[Saved data entries]
__________

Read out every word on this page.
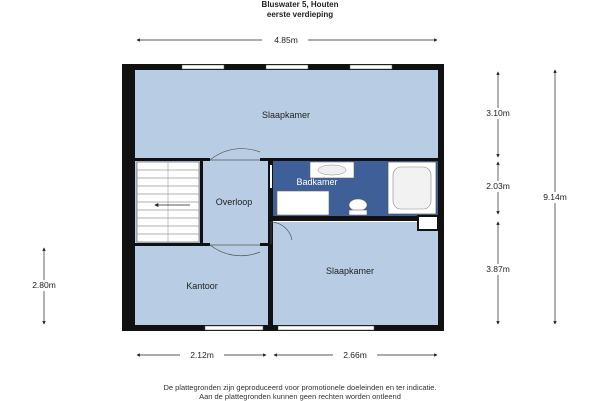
Bluswater 5, Houten
eerste verdieping
Slaapkamer
Badkamer
Overloop
Kantoor
Slaapkamer
4.85m
3.10m
2.03m
3.87m
9.14m
2.80m
2.12m	2.66m
De plattegronden zijn geproduceerd voor promotionele doeleinden en ter indicatie.
Aan de plattegronden kunnen geen rechten worden ontleend
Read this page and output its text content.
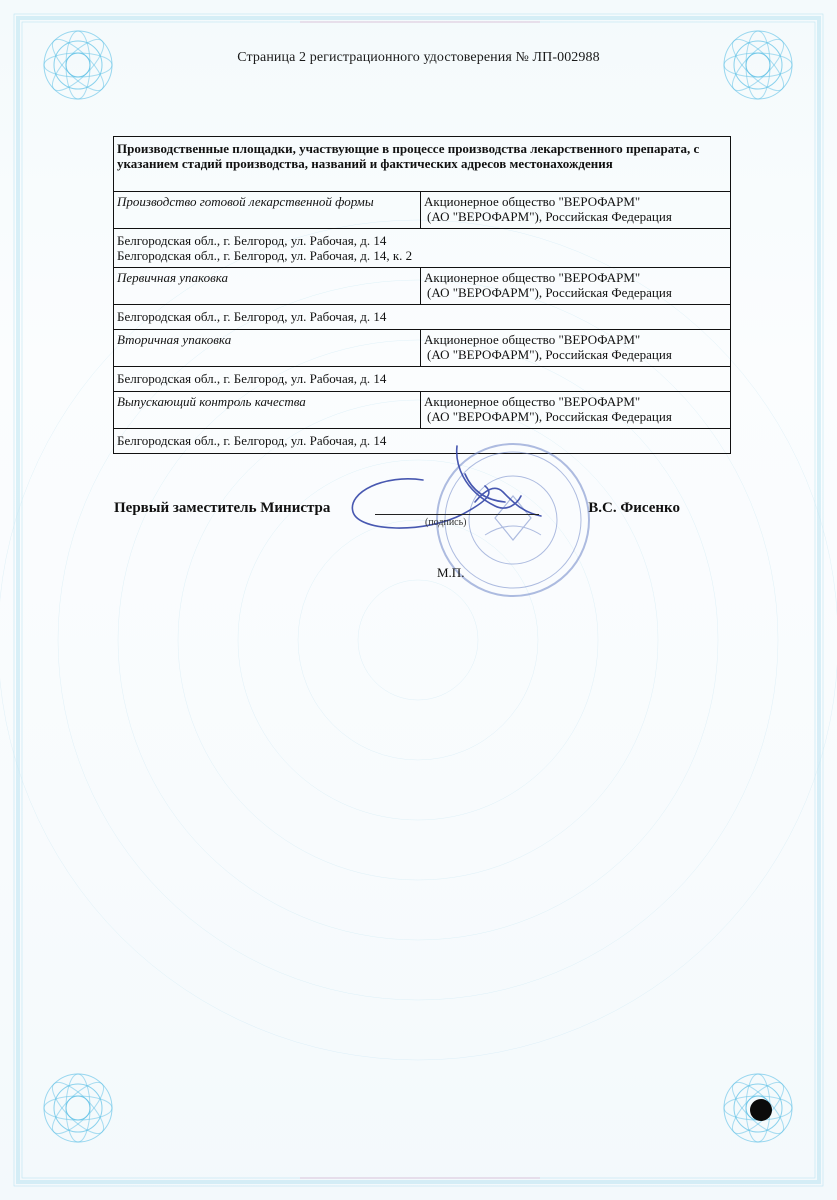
Страница 2 регистрационного удостоверения № ЛП-002988
Производственные площадки, участвующие в процессе производства лекарственного препарата, с указанием стадий производства, названий и фактических адресов местонахождения	
Производство готовой лекарственной формы	Акционерное общество "ВЕРОФАРМ"
(АО "ВЕРОФАРМ"), Российская Федерация

Белгородская обл., г. Белгород, ул. Рабочая, д. 14
Белгородская обл., г. Белгород, ул. Рабочая, д. 14, к. 2	

Первичная упаковка	Акционерное общество "ВЕРОФАРМ"
(АО "ВЕРОФАРМ"), Российская Федерация

Белгородская обл., г. Белгород, ул. Рабочая, д. 14	

Вторичная упаковка	Акционерное общество "ВЕРОФАРМ"
(АО "ВЕРОФАРМ"), Российская Федерация

Белгородская обл., г. Белгород, ул. Рабочая, д. 14	

Выпускающий контроль качества	Акционерное общество "ВЕРОФАРМ"
(АО "ВЕРОФАРМ"), Российская Федерация

Белгородская обл., г. Белгород, ул. Рабочая, д. 14	
Первый заместитель Министра	В.С. Фисенко
(подпись)
М.П.
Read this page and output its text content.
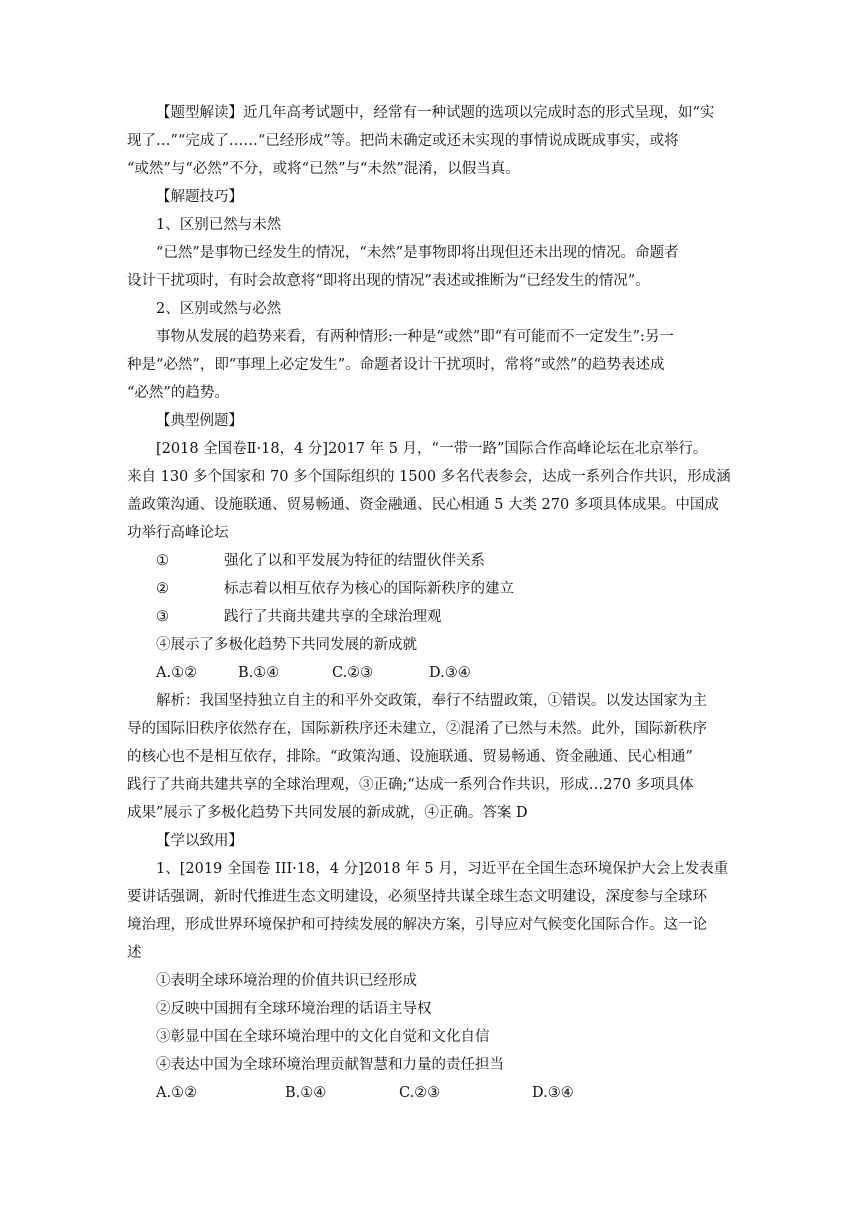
【题型解读】近几年高考试题中，经常有一种试题的选项以完成时态的形式呈现，如“实
现了…”“完成了……“已经形成”等。把尚未确定或还未实现的事情说成既成事实，或将
“或然”与“必然”不分，或将“已然”与“未然”混淆，以假当真。
【解题技巧】
1、区别已然与未然
“已然”是事物已经发生的情况，“未然”是事物即将出现但还未出现的情况。命题者
设计干扰项时，有时会故意将“即将出现的情况”表述或推断为“已经发生的情况”。
2、区别或然与必然
事物从发展的趋势来看，有两种情形:一种是“或然”即“有可能而不一定发生”:另一
种是“必然”，即“事理上必定发生”。命题者设计干扰项时，常将“或然”的趋势表述成
“必然”的趋势。
【典型例题】
[2018 全国卷Ⅱ·18，4 分]2017 年 5 月，“一带一路”国际合作高峰论坛在北京举行。
来自 130 多个国家和 70 多个国际组织的 1500 多名代表参会，达成一系列合作共识，形成涵
盖政策沟通、设施联通、贸易畅通、资金融通、民心相通 5 大类 270 多项具体成果。中国成
功举行高峰论坛
①	强化了以和平发展为特征的结盟伙伴关系
②	标志着以相互依存为核心的国际新秩序的建立
③	践行了共商共建共享的全球治理观
④展示了多极化趋势下共同发展的新成就
A.①②	B.①④	C.②③	D.③④
解析：我国坚持独立自主的和平外交政策，奉行不结盟政策，①错误。以发达国家为主
导的国际旧秩序依然存在，国际新秩序还未建立，②混淆了已然与未然。此外，国际新秩序
的核心也不是相互依存，排除。“政策沟通、设施联通、贸易畅通、资金融通、民心相通”
践行了共商共建共享的全球治理观，③正确;“达成一系列合作共识，形成…270 多项具体
成果”展示了多极化趋势下共同发展的新成就，④正确。答案 D
【学以致用】
1、[2019 全国卷 III·18，4 分]2018 年 5 月，习近平在全国生态环境保护大会上发表重
要讲话强调，新时代推进生态文明建设，必须坚持共谋全球生态文明建设，深度参与全球环
境治理，形成世界环境保护和可持续发展的解决方案，引导应对气候变化国际合作。这一论
述
①表明全球环境治理的价值共识已经形成
②反映中国拥有全球环境治理的话语主导权
③彰显中国在全球环境治理中的文化自觉和文化自信
④表达中国为全球环境治理贡献智慧和力量的责任担当
A.①②	B.①④	C.②③	D.③④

__________

GIVEN TASK -
List all lines where "践行了共商共建共享的全球治理观" occurs.

OUTPUT OF THE EXERCISE -
③	践行了共商共建共享的全球治理观
践行了共商共建共享的全球治理观，③正确;“达成一系列合作共识，形成…270 多项具体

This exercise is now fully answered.